** START OF INFORMATION SUPPLIED **

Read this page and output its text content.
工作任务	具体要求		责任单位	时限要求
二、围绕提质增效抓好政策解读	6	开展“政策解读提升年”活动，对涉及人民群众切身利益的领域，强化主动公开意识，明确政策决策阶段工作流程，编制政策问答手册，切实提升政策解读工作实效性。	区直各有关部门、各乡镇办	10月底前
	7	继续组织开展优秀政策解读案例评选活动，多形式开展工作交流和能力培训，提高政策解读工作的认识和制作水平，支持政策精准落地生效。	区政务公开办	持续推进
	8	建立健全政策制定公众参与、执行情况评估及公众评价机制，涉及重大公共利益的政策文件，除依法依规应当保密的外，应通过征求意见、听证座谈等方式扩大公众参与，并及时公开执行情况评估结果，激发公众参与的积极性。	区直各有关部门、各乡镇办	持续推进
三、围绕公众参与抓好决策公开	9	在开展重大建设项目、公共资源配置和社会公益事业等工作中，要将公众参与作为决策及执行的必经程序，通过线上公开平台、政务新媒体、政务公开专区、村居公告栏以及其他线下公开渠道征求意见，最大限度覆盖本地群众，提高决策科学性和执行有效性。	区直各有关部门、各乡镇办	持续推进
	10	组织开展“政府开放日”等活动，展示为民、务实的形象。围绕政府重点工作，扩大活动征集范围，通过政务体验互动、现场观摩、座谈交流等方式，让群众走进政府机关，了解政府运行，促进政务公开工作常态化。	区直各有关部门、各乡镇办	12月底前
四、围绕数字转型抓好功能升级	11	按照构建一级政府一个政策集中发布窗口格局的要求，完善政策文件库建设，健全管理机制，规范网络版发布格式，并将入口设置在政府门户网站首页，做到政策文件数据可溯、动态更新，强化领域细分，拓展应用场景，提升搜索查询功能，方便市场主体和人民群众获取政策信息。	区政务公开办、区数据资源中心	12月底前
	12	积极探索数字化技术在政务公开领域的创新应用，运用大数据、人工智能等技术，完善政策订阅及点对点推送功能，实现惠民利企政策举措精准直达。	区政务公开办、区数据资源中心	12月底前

** END OF INFORMATION SUPPLIED **

▶ **OBJECTIVE**
Give only the number of lines in the listing above that include the string "区数据资源中心".

▶ **TASK OUTPUT**
2